## What you should do
Leave out the pictures and repeat the data exactly.

-*-

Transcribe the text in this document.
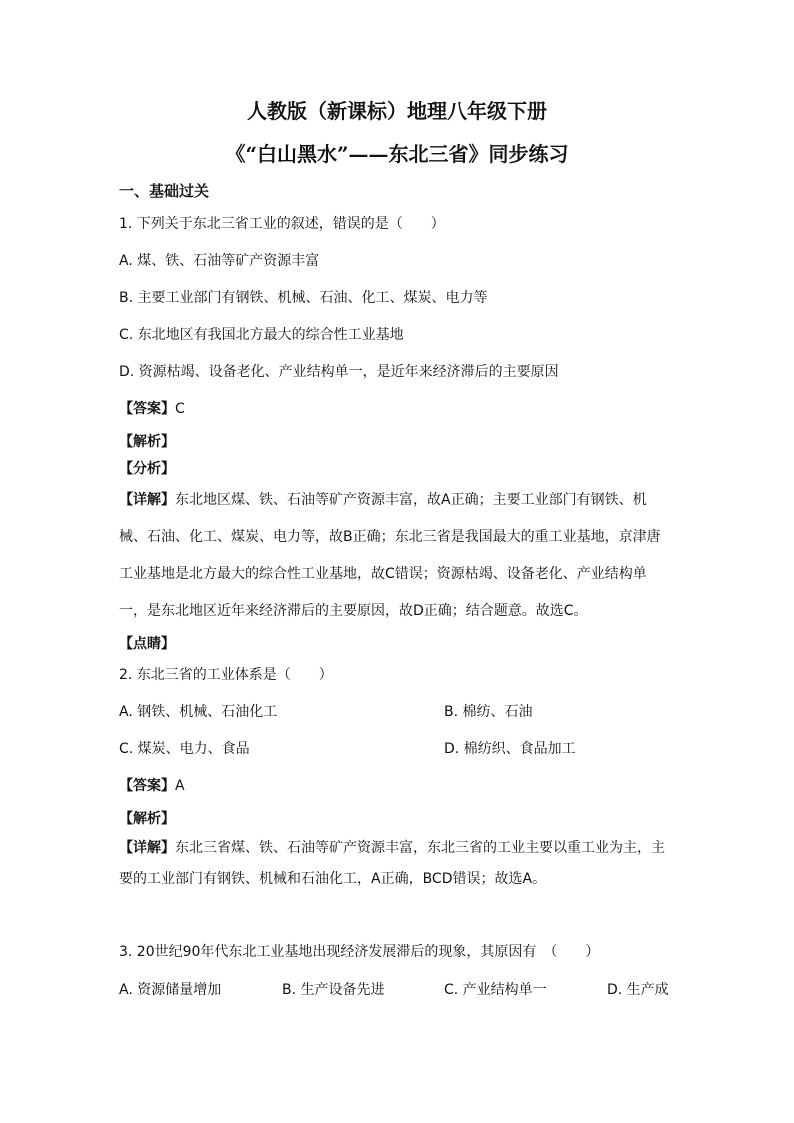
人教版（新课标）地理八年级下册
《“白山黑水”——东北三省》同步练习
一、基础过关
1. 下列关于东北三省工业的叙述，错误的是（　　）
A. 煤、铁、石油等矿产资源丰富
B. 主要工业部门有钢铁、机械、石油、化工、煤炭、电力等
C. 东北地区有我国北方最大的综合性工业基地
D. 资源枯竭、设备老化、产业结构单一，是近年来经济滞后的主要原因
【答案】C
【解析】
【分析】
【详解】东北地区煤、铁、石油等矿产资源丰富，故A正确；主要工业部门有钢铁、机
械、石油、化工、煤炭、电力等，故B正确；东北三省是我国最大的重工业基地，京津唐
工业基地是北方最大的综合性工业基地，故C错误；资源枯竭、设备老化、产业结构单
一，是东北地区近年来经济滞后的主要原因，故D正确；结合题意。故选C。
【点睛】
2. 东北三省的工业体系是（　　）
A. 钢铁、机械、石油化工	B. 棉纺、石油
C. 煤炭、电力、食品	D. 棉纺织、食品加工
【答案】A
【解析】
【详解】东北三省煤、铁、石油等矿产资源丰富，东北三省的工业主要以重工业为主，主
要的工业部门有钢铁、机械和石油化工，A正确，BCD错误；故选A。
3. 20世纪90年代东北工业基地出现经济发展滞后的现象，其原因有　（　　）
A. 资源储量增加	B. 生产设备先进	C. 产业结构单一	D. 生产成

-*-

## Written reply
Transcribe the text in this document.
人教版（新课标）地理八年级下册
《“白山黑水”——东北三省》同步练习
一、基础过关
1. 下列关于东北三省工业的叙述，错误的是（　　）
A. 煤、铁、石油等矿产资源丰富
B. 主要工业部门有钢铁、机械、石油、化工、煤炭、电力等
C. 东北地区有我国北方最大的综合性工业基地
D. 资源枯竭、设备老化、产业结构单一，是近年来经济滞后的主要原因
【答案】C
【解析】
【分析】
【详解】东北地区煤、铁、石油等矿产资源丰富，故A正确；主要工业部门有钢铁、机
械、石油、化工、煤炭、电力等，故B正确；东北三省是我国最大的重工业基地，京津唐
工业基地是北方最大的综合性工业基地，故C错误；资源枯竭、设备老化、产业结构单
一，是东北地区近年来经济滞后的主要原因，故D正确；结合题意。故选C。
【点睛】
2. 东北三省的工业体系是（　　）
A. 钢铁、机械、石油化工	B. 棉纺、石油
C. 煤炭、电力、食品	D. 棉纺织、食品加工
【答案】A
【解析】
【详解】东北三省煤、铁、石油等矿产资源丰富，东北三省的工业主要以重工业为主，主
要的工业部门有钢铁、机械和石油化工，A正确，BCD错误；故选A。
3. 20世纪90年代东北工业基地出现经济发展滞后的现象，其原因有　（　　）
A. 资源储量增加	B. 生产设备先进	C. 产业结构单一	D. 生产成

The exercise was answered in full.